Stored data entries
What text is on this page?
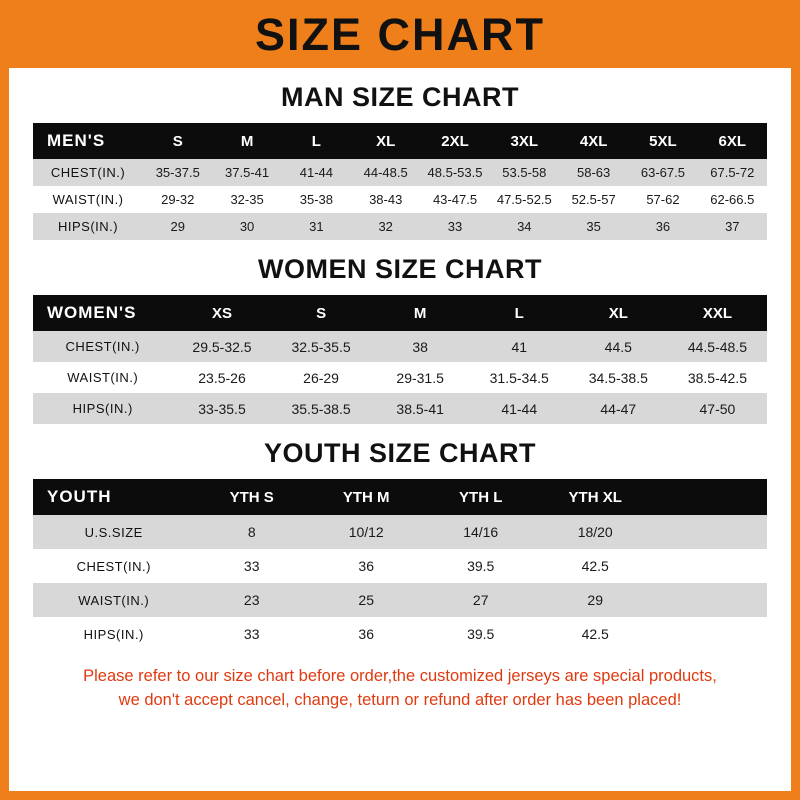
SIZE CHART
MAN SIZE CHART
MEN'S	S	M	L	XL	2XL	3XL	4XL	5XL	6XL
CHEST(IN.)	35-37.5	37.5-41	41-44	44-48.5	48.5-53.5	53.5-58	58-63	63-67.5	67.5-72
WAIST(IN.)	29-32	32-35	35-38	38-43	43-47.5	47.5-52.5	52.5-57	57-62	62-66.5
HIPS(IN.)	29	30	31	32	33	34	35	36	37
WOMEN SIZE CHART
WOMEN'S	XS	S	M	L	XL	XXL
CHEST(IN.)	29.5-32.5	32.5-35.5	38	41	44.5	44.5-48.5
WAIST(IN.)	23.5-26	26-29	29-31.5	31.5-34.5	34.5-38.5	38.5-42.5
HIPS(IN.)	33-35.5	35.5-38.5	38.5-41	41-44	44-47	47-50
YOUTH SIZE CHART
YOUTH	YTH S	YTH M	YTH L	YTH XL	
U.S.SIZE	8	10/12	14/16	18/20	
CHEST(IN.)	33	36	39.5	42.5	
WAIST(IN.)	23	25	27	29	
HIPS(IN.)	33	36	39.5	42.5	
Please refer to our size chart before order,the customized jerseys are special products,
we don't accept cancel, change, teturn or refund after order has been placed!
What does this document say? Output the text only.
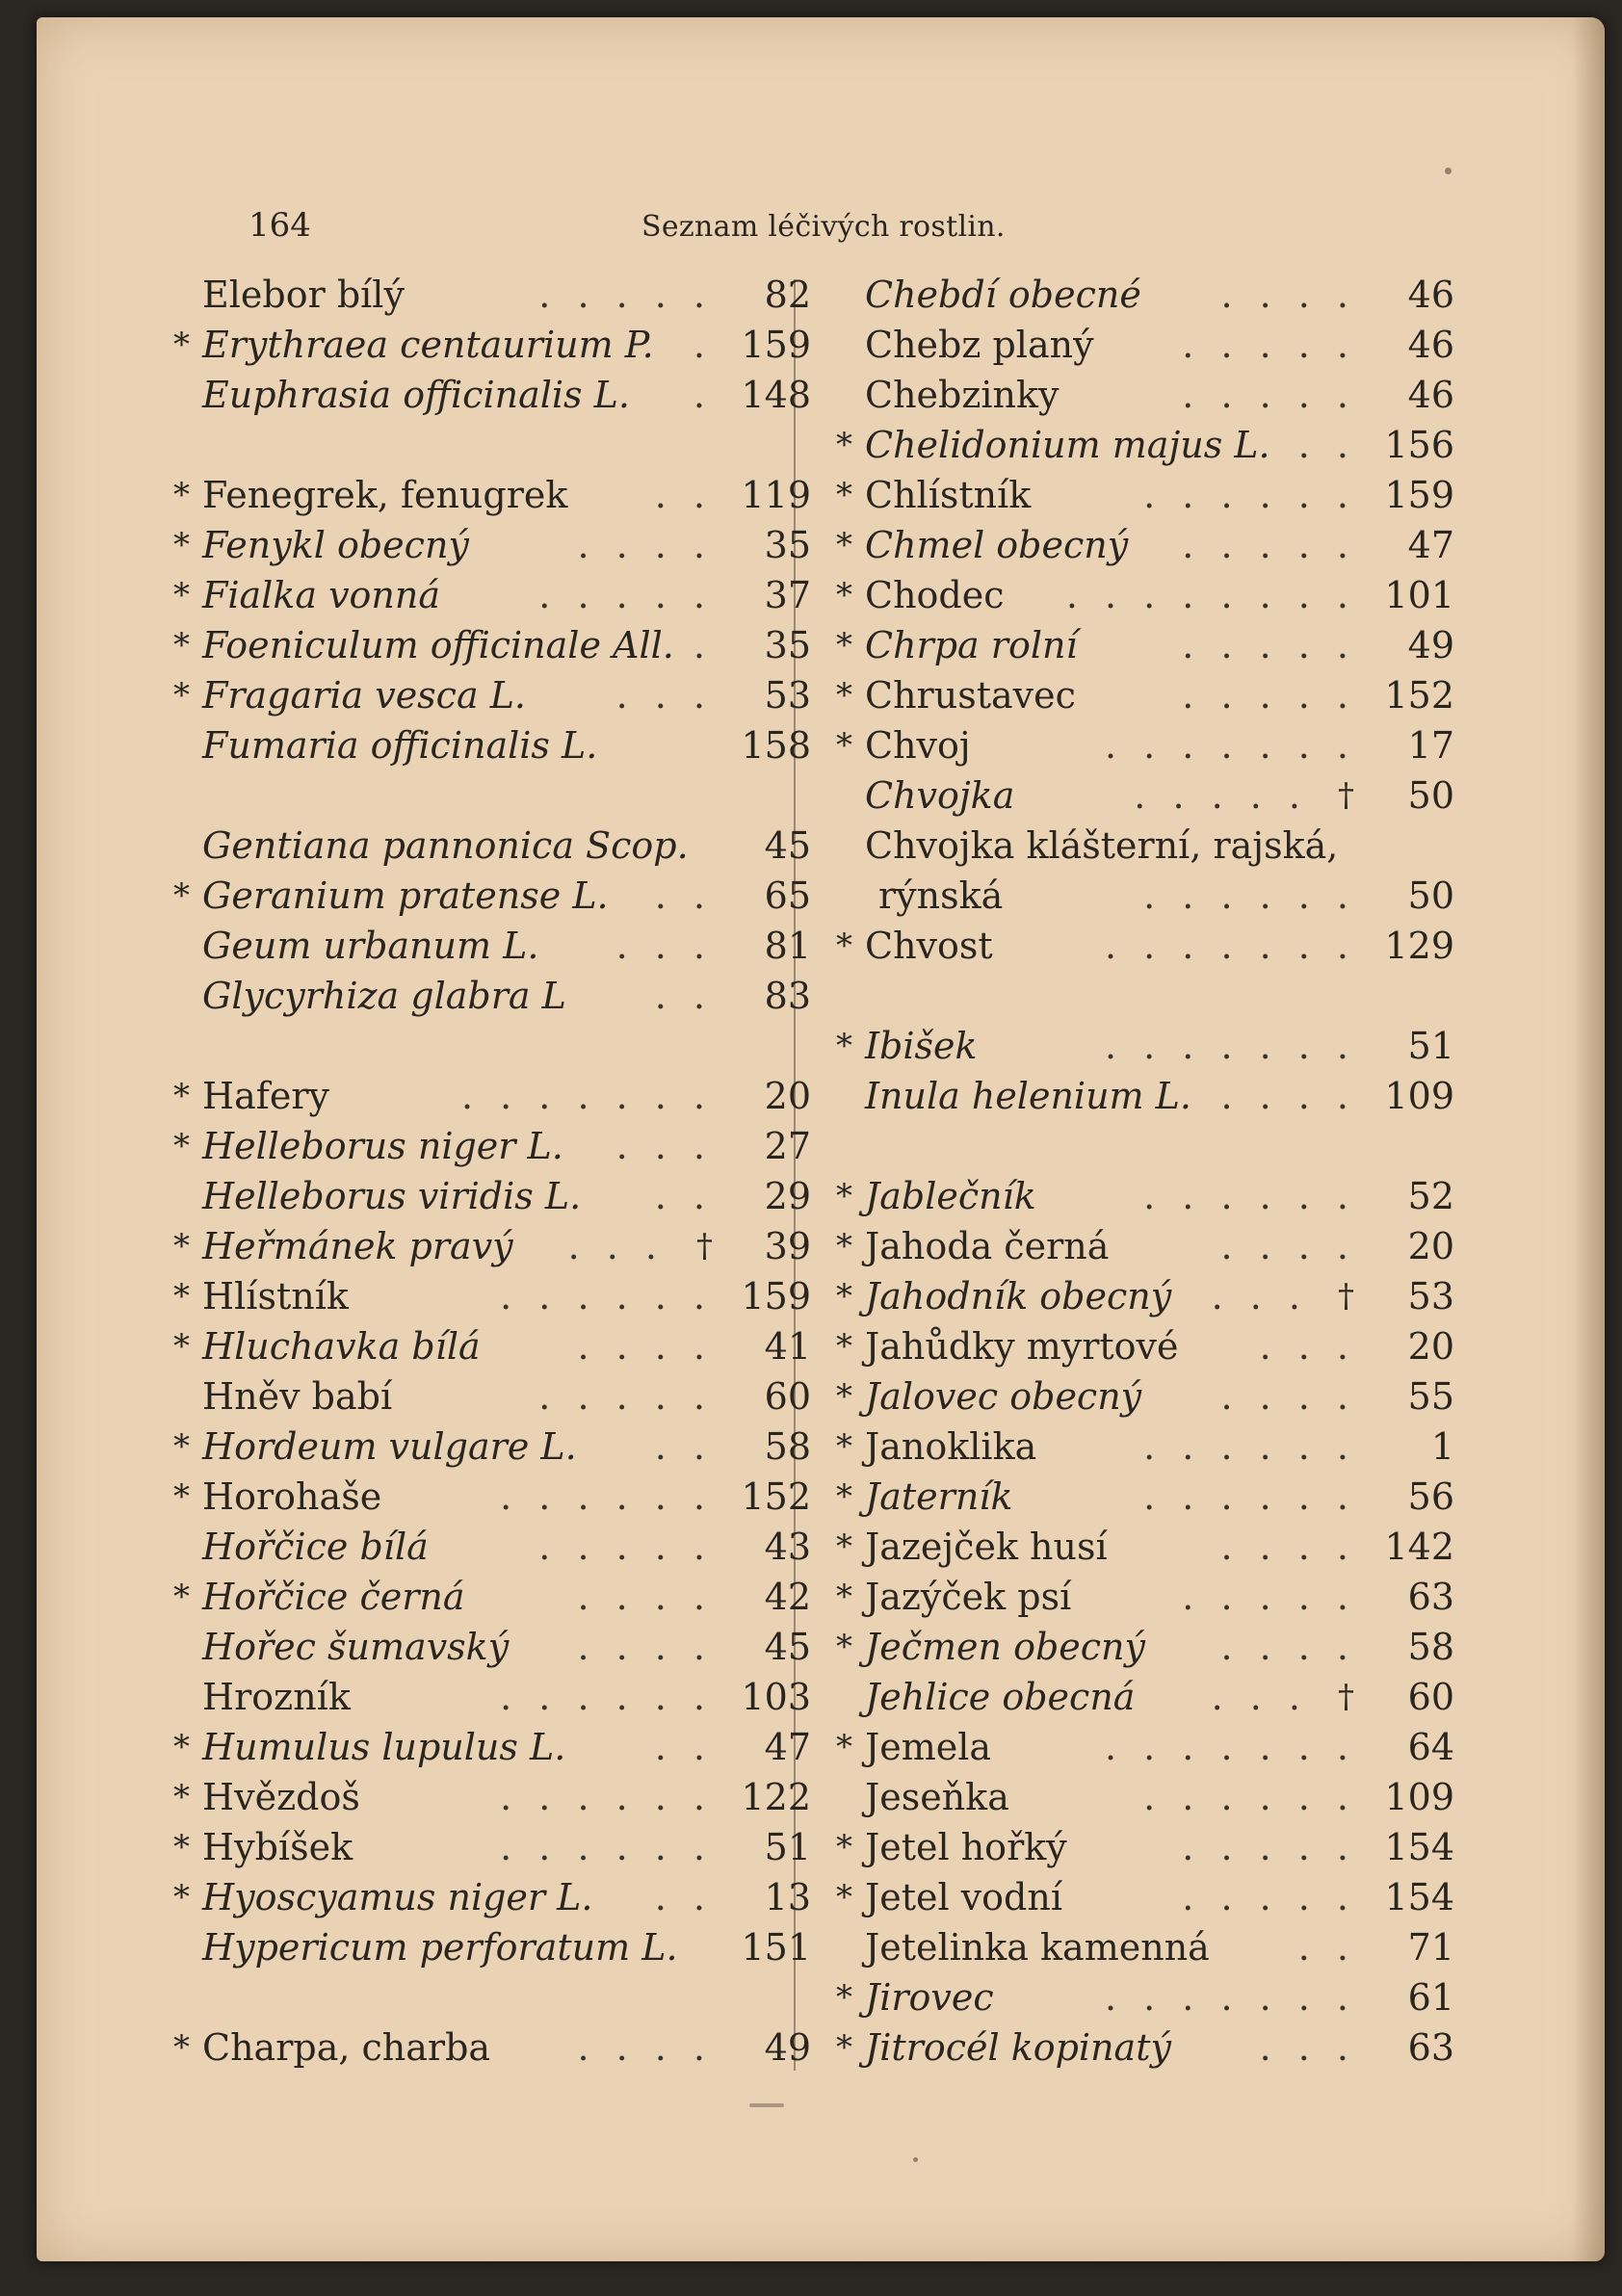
164	Seznam léčivých rostlin.
Elebor bílý	. . . . . 82
* Erythraea centaurium P. . 159
Euphrasia officinalis L. . 148
* Fenegrek, fenugrek . . 119
* Fenykl obecný	. . . . 35
* Fialka vonná	. . . . . 37
* Foeniculum officinale All. . 35
* Fragaria vesca L. . . . 53
Fumaria officinalis L.	158
Gentiana pannonica Scop. 45
* Geranium pratense L. . . 65
Geum urbanum L. . . . 81
Glycyrhiza glabra L . . 83
* Hafery	. . . . . . . 20
* Helleborus niger L. . . . 27
Helleborus viridis L. . . 29
* Heřmánek pravý . . . † 39
* Hlístník	. . . . . . 159
* Hluchavka bílá	. . . . 41
Hněv babí	. . . . . 60
* Hordeum vulgare L. . . 58
* Horohaše	. . . . . . 152
Hořčice bílá	. . . . . 43
* Hořčice černá	. . . . 42
Hořec šumavský . . . . 45
Hrozník	. . . . . . 103
* Humulus lupulus L. . . 47
* Hvězdoš	. . . . . . 122
* Hybíšek	. . . . . . 51
* Hyoscyamus niger L. . . 13
Hypericum perforatum L. 151
* Charpa, charba . . . . 49
Chebdí obecné . . . . 46
Chebz planý . . . . . 46
Chebzinky	. . . . . 46
* Chelidonium majus L. . . 156
* Chlístník	. . . . . . 159
* Chmel obecný . . . . . 47
* Chodec . . . . . . . . 101
* Chrpa rolní	. . . . . 49
* Chrustavec	. . . . . 152
* Chvoj	. . . . . . . 17
Chvojka	. . . . . † 50
Chvojka klášterní, rajská,
rýnská	. . . . . . 50
* Chvost	. . . . . . . 129
* Ibišek	. . . . . . . 51
Inula helenium L. . . . . 109
* Jablečník	. . . . . . 52
* Jahoda černá	. . . . 20
* Jahodník obecný . . . † 53
* Jahůdky myrtové . . . 20
* Jalovec obecný . . . . 55
* Janoklika	. . . . . . 1
* Jaterník	. . . . . . 56
* Jazejček husí	. . . . 142
* Jazýček psí	. . . . . 63
* Ječmen obecný . . . . 58
Jehlice obecná . . . † 60
* Jemela	. . . . . . . 64
Jeseňka	. . . . . . 109
* Jetel hořký	. . . . . 154
* Jetel vodní	. . . . . 154
Jetelinka kamenná . . 71
* Jirovec	. . . . . . . 61
* Jitrocél kopinatý . . . 63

**Problem details**:
Give only the number of lines in the listing above that include the string "obecný".

**Answer to this exercise**:
5